Work to do -> Sort through the entries below and pull out lines containing the word "vazbě".

Dataset extract ->

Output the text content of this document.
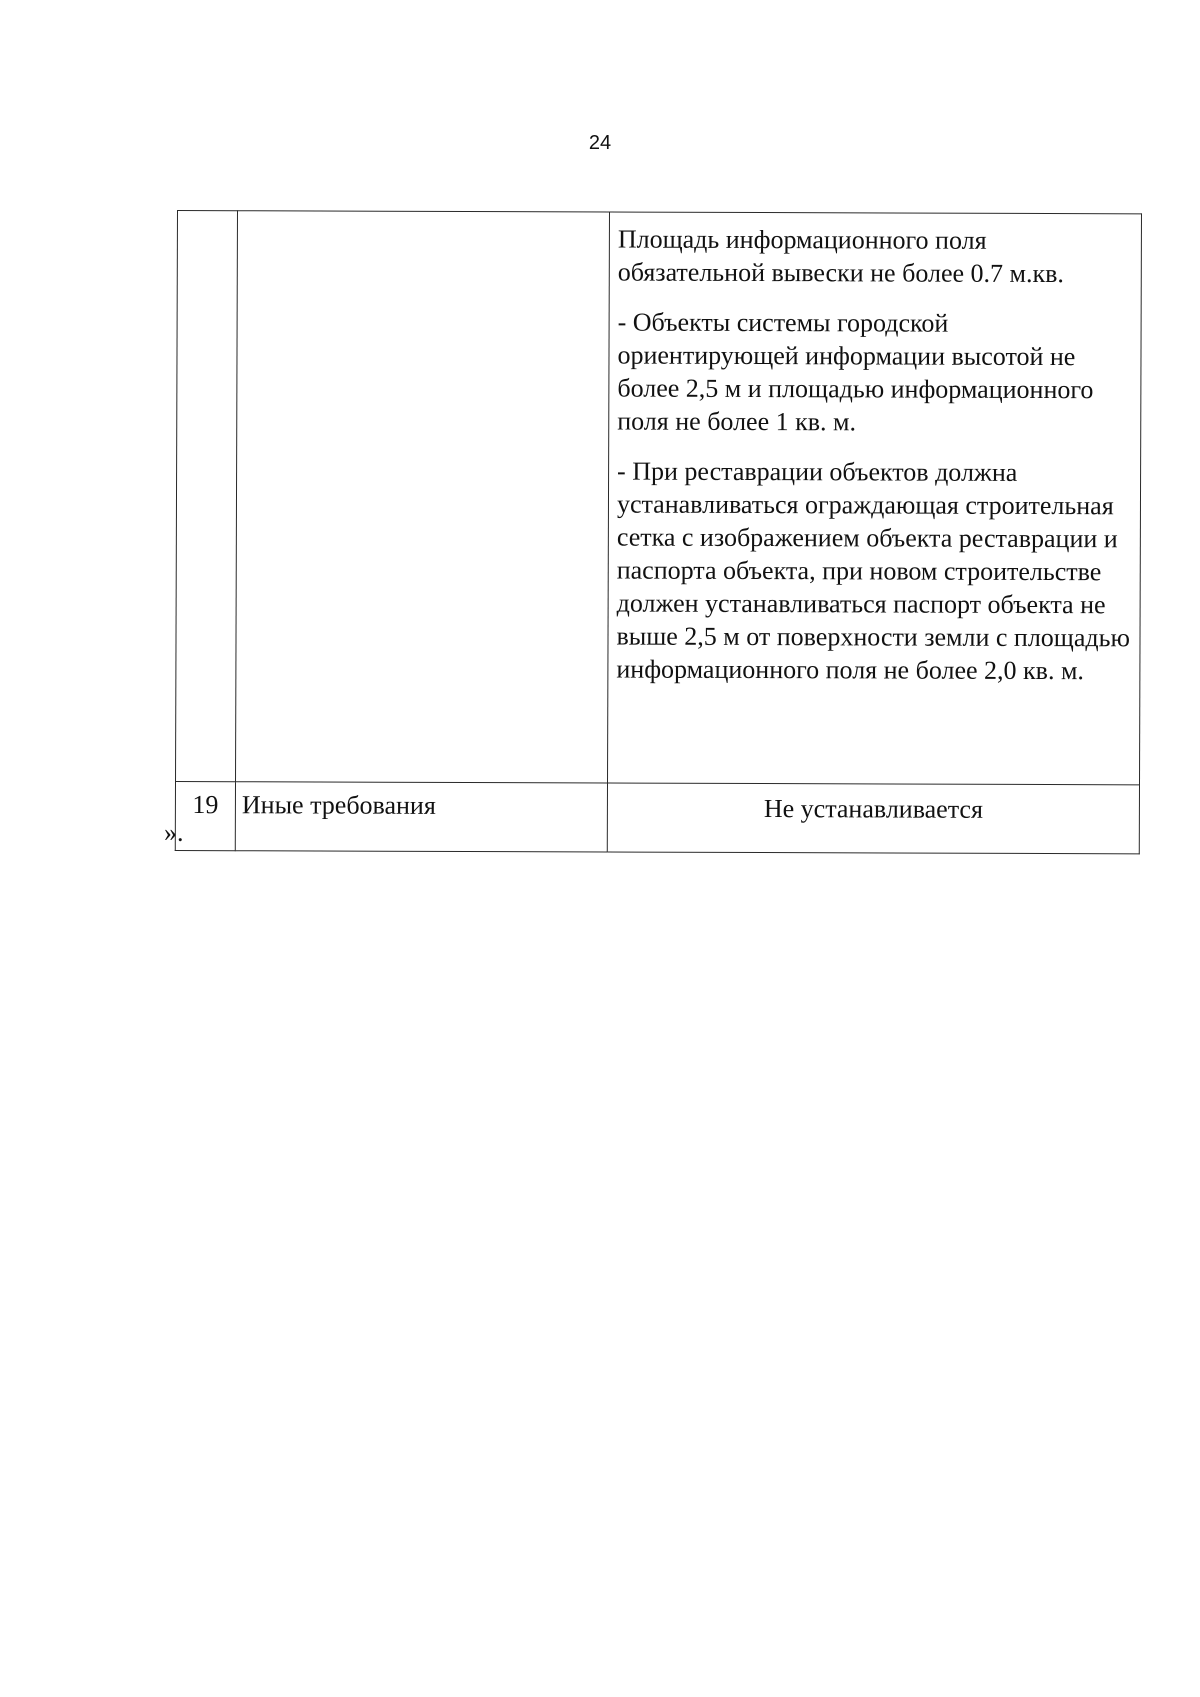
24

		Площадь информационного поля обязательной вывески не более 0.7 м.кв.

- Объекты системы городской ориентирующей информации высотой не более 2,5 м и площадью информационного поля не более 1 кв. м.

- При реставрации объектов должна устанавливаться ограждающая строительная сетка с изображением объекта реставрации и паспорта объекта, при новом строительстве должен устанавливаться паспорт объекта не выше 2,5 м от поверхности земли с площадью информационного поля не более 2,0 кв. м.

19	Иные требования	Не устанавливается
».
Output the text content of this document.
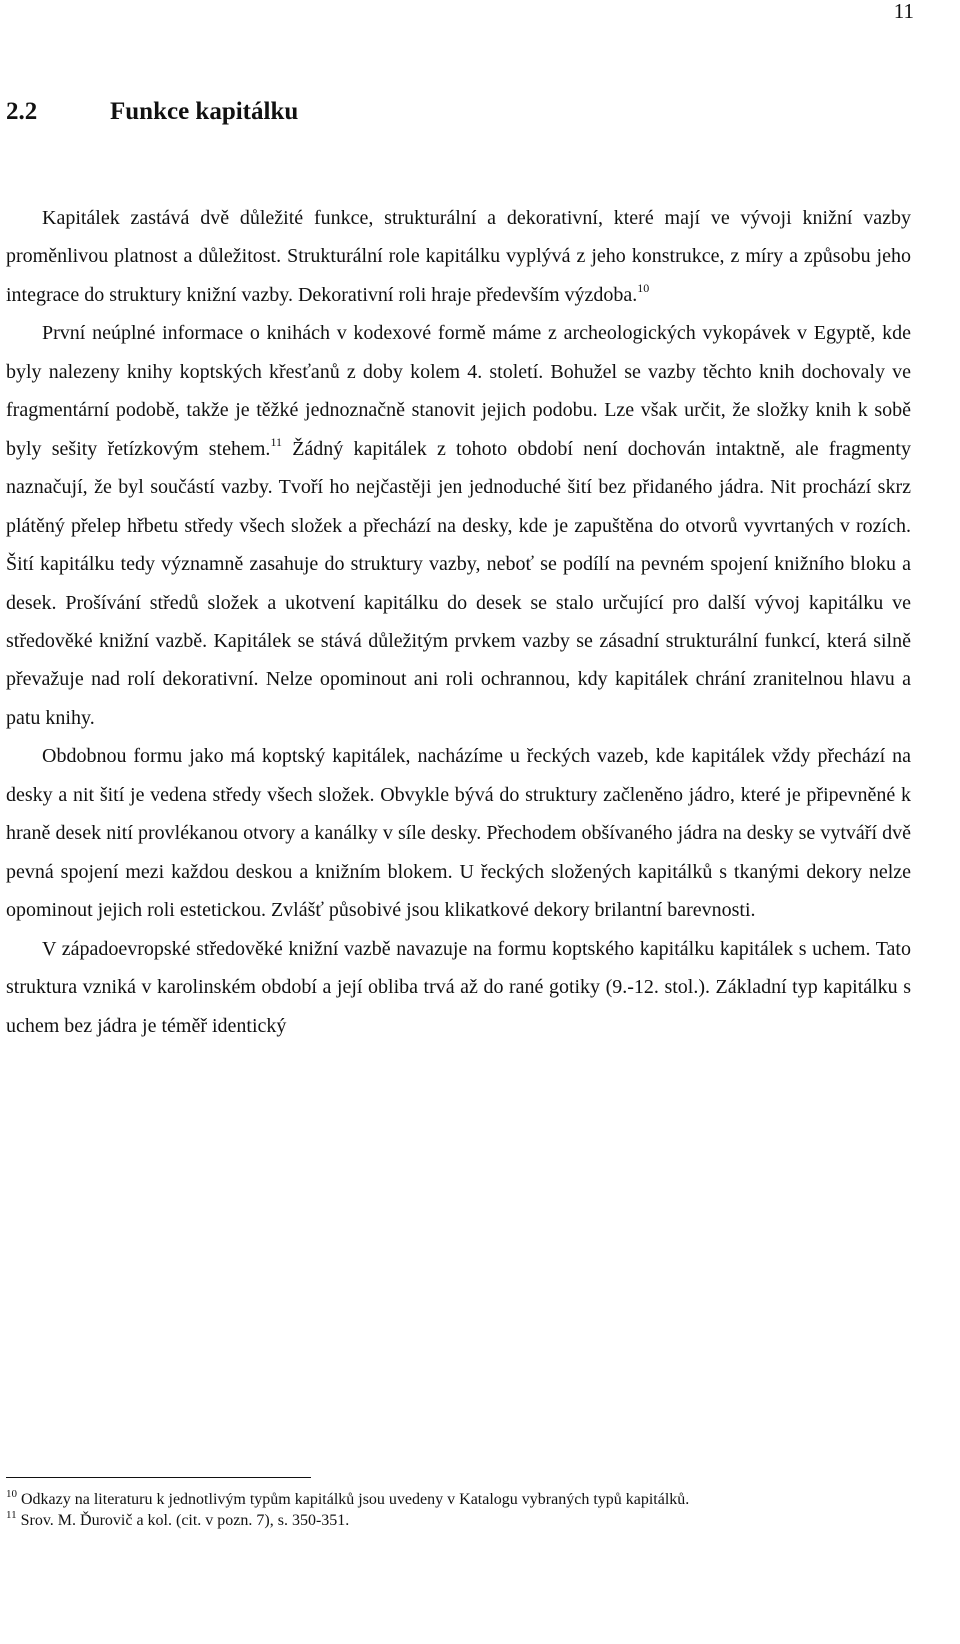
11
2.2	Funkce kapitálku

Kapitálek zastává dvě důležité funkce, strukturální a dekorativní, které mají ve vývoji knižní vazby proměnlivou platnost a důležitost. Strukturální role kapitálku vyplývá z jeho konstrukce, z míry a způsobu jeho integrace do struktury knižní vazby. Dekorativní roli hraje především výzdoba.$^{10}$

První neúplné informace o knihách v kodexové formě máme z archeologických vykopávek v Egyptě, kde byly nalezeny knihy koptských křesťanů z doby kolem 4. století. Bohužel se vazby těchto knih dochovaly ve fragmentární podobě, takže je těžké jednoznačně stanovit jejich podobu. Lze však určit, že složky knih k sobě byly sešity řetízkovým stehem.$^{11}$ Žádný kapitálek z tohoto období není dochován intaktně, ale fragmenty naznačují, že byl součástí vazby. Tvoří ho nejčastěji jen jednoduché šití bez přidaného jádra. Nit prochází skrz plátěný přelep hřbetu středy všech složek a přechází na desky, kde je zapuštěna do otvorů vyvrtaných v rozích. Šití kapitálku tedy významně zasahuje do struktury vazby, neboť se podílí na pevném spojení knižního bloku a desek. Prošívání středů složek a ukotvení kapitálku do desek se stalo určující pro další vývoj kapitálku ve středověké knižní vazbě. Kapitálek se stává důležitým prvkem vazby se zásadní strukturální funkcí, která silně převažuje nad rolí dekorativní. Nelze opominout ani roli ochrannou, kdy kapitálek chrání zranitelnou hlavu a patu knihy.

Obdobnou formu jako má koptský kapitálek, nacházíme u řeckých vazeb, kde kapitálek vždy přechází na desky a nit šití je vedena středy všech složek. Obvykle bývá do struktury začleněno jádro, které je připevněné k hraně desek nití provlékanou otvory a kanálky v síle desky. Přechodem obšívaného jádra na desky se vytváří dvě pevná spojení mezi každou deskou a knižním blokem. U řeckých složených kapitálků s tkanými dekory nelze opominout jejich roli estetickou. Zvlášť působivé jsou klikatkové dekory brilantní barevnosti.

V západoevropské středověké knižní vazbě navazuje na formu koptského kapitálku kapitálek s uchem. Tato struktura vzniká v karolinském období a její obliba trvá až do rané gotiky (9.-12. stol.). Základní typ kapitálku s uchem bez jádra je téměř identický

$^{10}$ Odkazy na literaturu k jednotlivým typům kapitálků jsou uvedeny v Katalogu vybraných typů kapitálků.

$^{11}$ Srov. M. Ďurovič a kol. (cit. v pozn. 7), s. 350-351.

Finished exercise ->
První neúplné informace o knihách v kodexové formě máme z archeologických vykopávek v Egyptě, kde byly nalezeny knihy koptských křesťanů z doby kolem 4. století. Bohužel se vazby těchto knih dochovaly ve fragmentární podobě, takže je těžké jednoznačně stanovit jejich podobu. Lze však určit, že složky knih k sobě byly sešity řetízkovým stehem.$^{11}$ Žádný kapitálek z tohoto období není dochován intaktně, ale fragmenty naznačují, že byl součástí vazby. Tvoří ho nejčastěji jen jednoduché šití bez přidaného jádra. Nit prochází skrz plátěný přelep hřbetu středy všech složek a přechází na desky, kde je zapuštěna do otvorů vyvrtaných v rozích. Šití kapitálku tedy významně zasahuje do struktury vazby, neboť se podílí na pevném spojení knižního bloku a desek. Prošívání středů složek a ukotvení kapitálku do desek se stalo určující pro další vývoj kapitálku ve středověké knižní vazbě. Kapitálek se stává důležitým prvkem vazby se zásadní strukturální funkcí, která silně převažuje nad rolí dekorativní. Nelze opominout ani roli ochrannou, kdy kapitálek chrání zranitelnou hlavu a patu knihy.
V západoevropské středověké knižní vazbě navazuje na formu koptského kapitálku kapitálek s uchem. Tato struktura vzniká v karolinském období a její obliba trvá až do rané gotiky (9.-12. stol.). Základní typ kapitálku s uchem bez jádra je téměř identický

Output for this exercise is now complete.